#### EXERCISE INSTRUCTIONS:
Gather every line in the items below that contains the string "ASIN", and copy each of those lines in full.

#### RECORD EXCERPTS:
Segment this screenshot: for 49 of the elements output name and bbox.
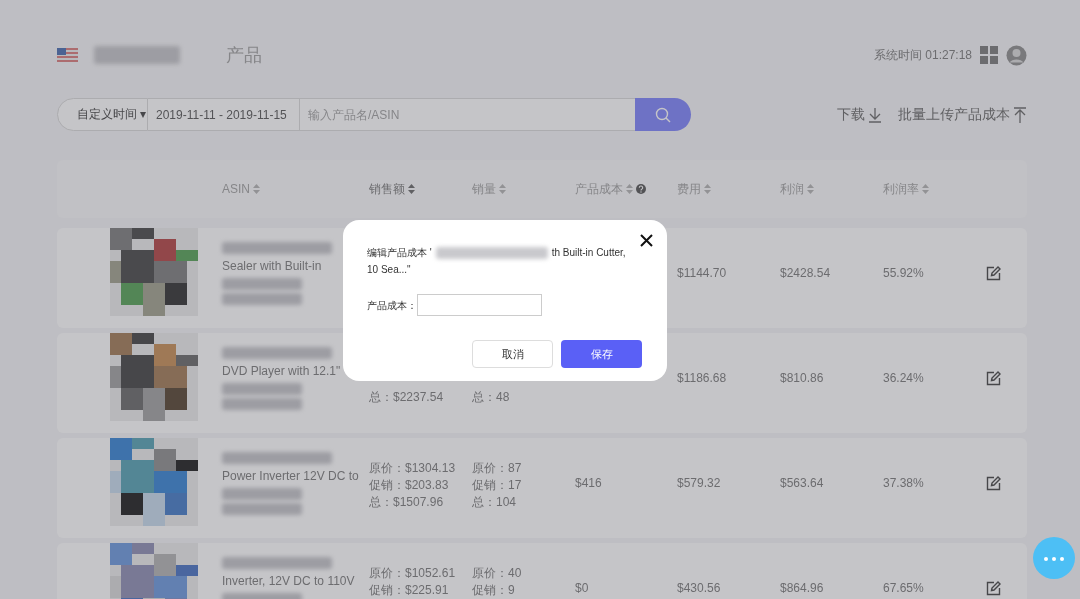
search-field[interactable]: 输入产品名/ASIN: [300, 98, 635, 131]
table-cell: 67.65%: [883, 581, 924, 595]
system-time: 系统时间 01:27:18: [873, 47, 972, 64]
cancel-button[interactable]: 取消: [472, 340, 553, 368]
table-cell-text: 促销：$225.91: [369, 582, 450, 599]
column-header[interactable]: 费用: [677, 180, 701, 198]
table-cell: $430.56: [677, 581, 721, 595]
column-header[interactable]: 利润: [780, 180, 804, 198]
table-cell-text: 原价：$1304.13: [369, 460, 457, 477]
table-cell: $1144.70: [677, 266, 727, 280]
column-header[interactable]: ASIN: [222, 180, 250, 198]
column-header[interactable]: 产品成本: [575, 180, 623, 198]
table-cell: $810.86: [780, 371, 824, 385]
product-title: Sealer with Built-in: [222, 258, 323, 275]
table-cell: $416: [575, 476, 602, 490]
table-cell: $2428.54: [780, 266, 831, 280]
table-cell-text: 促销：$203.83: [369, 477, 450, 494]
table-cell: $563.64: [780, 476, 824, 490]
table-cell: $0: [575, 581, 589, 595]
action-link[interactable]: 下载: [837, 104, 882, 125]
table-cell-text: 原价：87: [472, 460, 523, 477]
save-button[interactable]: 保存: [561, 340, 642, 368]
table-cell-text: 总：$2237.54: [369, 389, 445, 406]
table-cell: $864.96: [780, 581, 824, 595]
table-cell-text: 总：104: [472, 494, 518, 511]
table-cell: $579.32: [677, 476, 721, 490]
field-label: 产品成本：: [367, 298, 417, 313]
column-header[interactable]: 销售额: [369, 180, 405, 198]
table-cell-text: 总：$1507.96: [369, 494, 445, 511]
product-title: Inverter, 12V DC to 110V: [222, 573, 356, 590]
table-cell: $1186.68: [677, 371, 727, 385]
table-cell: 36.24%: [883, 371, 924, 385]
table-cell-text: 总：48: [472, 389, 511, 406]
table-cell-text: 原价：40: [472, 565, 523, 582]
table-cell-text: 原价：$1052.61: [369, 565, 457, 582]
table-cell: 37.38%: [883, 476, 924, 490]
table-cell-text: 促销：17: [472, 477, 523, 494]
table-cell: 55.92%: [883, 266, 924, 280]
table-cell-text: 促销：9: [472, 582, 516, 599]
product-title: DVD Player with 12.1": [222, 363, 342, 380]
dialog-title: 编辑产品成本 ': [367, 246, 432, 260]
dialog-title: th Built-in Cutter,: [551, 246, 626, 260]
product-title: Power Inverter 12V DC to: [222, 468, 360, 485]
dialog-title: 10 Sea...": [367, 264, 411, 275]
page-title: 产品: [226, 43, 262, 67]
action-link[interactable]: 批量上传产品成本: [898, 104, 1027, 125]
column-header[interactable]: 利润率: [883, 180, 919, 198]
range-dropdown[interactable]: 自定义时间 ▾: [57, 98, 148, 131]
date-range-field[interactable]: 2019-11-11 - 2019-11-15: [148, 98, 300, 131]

#### COMPLETED EXERCISE:
search-field[interactable]: 输入产品名/ASIN: [300, 98, 635, 131]
column-header[interactable]: ASIN: [222, 180, 250, 198]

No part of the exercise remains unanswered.